+++ RECORDS SHOWN

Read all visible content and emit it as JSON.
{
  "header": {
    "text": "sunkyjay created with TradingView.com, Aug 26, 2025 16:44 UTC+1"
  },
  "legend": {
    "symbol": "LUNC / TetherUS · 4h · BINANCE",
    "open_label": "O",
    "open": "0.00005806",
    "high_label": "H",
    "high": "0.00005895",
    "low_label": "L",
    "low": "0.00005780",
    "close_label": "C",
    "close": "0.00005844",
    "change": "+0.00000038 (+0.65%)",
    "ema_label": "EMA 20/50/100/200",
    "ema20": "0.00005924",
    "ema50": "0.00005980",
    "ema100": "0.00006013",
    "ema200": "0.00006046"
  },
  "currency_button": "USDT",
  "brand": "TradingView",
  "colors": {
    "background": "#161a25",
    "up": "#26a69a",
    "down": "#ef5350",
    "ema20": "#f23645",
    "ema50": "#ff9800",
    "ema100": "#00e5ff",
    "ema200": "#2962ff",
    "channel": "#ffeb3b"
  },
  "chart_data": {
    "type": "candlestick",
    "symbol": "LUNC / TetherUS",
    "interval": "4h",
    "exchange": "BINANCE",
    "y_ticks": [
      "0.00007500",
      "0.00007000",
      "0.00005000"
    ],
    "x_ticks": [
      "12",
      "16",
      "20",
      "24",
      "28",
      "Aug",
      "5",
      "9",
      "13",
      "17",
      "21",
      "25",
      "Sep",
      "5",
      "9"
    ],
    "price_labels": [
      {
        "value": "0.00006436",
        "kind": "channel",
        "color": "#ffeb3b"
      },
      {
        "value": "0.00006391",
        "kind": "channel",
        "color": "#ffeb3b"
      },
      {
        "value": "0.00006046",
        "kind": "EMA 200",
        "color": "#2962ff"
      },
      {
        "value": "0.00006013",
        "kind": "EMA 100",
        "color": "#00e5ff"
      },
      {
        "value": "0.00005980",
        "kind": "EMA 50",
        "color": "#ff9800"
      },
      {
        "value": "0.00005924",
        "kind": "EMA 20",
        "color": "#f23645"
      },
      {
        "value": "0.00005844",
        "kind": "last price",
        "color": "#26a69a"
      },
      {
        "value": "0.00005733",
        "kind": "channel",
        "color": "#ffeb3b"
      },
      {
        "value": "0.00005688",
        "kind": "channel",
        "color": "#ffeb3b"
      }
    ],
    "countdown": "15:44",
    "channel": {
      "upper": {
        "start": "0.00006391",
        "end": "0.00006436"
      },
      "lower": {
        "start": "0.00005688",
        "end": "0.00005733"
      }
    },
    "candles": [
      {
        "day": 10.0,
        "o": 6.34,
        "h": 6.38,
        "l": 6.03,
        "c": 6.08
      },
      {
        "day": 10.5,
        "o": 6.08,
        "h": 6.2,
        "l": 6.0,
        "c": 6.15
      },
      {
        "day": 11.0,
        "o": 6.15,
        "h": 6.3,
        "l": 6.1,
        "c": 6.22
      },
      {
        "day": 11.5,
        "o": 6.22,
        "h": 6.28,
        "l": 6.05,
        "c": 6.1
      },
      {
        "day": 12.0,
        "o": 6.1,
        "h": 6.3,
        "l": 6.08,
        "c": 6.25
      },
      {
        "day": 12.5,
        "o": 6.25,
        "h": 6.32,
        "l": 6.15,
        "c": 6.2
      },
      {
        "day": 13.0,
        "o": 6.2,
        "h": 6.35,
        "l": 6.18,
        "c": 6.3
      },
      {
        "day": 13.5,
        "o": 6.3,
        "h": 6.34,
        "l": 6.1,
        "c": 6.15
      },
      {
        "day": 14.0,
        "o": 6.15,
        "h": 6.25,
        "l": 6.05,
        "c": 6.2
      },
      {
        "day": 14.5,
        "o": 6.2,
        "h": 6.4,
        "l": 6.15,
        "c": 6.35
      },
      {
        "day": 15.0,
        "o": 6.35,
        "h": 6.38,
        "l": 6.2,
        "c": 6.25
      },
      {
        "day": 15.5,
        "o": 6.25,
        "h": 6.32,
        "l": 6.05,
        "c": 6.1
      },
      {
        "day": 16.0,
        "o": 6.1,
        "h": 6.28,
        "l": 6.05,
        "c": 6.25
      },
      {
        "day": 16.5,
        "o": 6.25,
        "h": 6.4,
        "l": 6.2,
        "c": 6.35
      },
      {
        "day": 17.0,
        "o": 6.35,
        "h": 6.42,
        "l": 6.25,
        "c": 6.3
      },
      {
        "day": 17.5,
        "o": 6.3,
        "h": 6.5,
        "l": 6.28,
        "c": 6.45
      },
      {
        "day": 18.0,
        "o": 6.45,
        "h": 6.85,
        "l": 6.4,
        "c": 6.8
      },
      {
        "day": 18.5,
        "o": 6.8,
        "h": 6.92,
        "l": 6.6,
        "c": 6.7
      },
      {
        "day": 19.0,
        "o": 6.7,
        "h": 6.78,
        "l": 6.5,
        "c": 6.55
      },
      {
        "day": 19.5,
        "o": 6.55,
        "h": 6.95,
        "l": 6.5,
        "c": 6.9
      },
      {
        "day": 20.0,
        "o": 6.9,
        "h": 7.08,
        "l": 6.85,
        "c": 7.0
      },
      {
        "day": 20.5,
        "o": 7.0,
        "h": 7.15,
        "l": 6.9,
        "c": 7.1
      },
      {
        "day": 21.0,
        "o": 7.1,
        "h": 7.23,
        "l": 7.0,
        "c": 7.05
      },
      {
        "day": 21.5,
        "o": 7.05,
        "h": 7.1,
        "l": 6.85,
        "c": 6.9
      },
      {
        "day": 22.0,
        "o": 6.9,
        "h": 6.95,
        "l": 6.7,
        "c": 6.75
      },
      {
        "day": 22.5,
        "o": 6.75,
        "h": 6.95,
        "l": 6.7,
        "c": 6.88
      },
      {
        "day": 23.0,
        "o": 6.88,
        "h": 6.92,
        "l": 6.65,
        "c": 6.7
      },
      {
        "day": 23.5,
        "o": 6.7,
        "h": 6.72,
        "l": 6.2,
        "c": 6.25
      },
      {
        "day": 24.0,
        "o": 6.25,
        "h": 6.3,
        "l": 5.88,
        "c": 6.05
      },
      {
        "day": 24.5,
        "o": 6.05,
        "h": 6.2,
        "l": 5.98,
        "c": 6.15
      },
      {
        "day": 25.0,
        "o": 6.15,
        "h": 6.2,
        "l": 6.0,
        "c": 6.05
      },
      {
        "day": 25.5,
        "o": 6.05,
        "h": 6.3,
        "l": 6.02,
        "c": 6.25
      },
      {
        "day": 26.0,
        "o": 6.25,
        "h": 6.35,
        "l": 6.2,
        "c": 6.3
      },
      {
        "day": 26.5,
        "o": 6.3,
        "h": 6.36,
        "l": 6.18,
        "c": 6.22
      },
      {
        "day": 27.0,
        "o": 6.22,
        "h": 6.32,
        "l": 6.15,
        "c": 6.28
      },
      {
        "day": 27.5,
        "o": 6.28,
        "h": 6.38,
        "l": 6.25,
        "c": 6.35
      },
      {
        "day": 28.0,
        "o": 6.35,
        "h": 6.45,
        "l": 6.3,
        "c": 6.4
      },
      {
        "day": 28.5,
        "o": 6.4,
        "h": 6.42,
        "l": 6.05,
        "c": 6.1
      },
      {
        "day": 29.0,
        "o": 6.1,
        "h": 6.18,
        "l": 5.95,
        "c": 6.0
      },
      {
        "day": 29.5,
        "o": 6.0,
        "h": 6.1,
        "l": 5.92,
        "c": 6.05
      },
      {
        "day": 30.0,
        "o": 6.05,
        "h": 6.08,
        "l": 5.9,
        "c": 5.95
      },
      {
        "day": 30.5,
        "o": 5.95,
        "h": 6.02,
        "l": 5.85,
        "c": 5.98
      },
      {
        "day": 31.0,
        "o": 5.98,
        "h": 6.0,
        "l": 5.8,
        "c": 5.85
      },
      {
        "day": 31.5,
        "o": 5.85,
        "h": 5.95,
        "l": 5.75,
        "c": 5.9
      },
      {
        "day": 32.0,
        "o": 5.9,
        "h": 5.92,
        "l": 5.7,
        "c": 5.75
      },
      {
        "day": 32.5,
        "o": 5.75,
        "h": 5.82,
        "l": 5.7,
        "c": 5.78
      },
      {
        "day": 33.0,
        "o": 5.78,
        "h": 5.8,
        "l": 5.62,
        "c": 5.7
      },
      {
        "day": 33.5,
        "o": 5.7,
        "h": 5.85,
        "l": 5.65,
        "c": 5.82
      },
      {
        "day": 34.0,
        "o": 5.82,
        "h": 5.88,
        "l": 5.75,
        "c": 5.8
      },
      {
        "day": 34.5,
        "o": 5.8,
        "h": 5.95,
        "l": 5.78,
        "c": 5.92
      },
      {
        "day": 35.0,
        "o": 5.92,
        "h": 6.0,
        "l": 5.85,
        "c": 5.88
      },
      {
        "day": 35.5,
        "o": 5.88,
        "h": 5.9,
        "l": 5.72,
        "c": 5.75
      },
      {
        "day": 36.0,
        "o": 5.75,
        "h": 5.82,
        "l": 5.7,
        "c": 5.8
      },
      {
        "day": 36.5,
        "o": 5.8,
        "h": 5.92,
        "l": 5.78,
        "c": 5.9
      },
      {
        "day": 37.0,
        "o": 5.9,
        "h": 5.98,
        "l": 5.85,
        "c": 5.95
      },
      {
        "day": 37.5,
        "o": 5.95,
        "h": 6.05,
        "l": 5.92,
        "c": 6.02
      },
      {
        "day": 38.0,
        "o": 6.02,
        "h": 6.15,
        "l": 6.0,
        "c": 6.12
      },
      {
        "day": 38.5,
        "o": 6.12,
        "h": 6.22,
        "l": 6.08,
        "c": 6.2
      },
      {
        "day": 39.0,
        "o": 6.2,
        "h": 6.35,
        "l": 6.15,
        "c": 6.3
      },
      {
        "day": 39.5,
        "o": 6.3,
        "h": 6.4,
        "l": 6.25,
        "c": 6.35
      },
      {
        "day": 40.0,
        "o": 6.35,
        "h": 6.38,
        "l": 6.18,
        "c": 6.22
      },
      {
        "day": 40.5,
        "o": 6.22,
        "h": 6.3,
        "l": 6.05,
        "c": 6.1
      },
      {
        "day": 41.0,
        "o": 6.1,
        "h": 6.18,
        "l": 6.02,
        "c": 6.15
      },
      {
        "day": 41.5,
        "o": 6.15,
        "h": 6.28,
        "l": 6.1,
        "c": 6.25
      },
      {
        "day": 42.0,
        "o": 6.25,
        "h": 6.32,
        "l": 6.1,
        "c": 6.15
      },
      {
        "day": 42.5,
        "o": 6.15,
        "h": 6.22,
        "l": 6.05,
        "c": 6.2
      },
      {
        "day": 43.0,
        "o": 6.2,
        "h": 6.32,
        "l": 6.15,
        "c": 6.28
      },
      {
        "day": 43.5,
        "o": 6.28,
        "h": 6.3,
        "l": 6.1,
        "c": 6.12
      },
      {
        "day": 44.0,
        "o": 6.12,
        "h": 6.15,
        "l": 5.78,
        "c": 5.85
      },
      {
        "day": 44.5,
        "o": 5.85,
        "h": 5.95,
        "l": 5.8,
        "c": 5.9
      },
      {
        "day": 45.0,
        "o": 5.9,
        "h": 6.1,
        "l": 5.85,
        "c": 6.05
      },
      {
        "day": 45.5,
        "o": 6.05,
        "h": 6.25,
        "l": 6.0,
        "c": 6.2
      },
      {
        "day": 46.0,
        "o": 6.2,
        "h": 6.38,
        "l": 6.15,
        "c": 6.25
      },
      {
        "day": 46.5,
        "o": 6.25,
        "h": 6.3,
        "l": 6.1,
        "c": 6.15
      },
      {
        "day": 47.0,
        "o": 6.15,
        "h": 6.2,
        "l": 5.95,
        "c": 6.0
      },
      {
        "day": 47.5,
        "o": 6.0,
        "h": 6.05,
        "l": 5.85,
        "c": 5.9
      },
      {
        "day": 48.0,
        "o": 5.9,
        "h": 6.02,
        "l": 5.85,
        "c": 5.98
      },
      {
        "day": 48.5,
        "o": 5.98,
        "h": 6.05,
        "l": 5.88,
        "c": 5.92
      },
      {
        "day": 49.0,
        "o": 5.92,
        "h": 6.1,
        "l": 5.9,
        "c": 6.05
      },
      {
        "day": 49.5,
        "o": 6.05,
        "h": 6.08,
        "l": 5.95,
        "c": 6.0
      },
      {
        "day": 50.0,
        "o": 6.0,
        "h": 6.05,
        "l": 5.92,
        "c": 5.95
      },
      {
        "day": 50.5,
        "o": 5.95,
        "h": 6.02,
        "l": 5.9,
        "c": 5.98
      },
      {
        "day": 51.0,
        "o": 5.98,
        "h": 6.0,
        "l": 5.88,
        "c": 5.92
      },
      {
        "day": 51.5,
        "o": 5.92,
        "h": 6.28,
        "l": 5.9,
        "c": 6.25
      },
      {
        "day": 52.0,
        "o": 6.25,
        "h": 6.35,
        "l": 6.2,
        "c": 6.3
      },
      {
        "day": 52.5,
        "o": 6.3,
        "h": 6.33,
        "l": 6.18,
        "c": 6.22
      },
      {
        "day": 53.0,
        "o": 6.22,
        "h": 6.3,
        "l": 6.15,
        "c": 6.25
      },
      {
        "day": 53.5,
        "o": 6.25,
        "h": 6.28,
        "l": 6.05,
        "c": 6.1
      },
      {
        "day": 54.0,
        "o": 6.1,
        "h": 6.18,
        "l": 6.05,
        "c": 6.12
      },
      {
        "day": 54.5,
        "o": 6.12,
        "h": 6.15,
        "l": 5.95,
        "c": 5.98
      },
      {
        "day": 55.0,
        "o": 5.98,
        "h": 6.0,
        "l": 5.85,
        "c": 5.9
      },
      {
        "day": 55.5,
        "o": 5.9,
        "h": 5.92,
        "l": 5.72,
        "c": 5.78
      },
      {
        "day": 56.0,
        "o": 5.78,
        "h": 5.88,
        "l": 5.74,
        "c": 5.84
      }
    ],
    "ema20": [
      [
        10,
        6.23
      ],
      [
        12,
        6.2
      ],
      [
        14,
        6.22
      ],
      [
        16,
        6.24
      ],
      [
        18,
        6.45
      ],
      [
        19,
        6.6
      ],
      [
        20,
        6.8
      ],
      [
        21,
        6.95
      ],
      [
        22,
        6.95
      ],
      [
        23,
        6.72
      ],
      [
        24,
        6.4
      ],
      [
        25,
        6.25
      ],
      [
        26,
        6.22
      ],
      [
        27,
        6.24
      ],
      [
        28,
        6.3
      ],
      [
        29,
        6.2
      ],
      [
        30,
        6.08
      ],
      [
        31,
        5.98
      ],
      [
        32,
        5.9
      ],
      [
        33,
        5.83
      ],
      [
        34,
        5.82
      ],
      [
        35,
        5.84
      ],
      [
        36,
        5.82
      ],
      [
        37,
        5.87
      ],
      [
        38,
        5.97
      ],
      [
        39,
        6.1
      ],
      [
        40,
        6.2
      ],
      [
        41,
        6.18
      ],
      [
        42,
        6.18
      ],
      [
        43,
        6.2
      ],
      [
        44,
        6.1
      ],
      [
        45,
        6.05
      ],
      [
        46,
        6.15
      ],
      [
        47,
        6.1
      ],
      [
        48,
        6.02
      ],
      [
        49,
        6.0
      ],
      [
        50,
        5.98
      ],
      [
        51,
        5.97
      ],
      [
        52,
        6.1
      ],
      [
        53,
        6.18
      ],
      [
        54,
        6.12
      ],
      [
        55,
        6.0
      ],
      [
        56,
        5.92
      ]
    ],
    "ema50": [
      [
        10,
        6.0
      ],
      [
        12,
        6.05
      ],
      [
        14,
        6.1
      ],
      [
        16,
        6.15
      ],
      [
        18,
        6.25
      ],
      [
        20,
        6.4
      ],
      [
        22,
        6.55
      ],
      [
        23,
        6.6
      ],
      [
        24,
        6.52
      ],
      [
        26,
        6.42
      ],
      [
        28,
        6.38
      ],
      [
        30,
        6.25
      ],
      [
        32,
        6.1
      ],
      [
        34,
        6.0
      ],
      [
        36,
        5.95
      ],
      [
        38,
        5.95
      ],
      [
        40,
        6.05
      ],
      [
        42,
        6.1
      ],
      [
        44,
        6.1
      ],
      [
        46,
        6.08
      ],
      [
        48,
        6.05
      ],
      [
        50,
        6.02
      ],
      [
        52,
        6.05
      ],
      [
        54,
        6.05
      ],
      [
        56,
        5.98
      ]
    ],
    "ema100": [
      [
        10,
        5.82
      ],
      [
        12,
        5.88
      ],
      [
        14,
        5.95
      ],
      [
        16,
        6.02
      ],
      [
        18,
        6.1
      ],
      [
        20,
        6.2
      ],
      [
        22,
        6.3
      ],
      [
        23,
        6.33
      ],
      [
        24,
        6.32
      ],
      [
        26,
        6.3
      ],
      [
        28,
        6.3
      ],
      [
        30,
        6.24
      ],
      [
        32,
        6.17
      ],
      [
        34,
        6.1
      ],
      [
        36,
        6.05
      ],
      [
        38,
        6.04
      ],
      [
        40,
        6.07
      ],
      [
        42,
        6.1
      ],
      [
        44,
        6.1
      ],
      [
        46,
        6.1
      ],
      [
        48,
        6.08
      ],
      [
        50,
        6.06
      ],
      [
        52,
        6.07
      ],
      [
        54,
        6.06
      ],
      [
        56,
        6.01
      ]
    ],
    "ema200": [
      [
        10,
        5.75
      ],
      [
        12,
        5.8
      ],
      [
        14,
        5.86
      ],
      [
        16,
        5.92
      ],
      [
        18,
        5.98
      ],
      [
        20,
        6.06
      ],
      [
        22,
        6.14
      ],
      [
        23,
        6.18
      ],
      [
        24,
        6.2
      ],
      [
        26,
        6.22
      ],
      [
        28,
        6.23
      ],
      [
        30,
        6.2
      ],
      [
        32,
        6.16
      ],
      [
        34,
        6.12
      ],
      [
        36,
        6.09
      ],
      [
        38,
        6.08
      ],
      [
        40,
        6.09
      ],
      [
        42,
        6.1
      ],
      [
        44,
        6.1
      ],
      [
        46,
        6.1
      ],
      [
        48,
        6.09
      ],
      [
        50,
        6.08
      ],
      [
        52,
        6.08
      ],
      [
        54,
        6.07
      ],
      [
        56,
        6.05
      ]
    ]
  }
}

++++++

> **EXERCISE REQUIREMENTS**
Extract lines where the string "symbol" occurs.

> **WRITTEN SOLUTION**
    "symbol": "LUNC / TetherUS · 4h · BINANCE",
    "symbol": "LUNC / TetherUS",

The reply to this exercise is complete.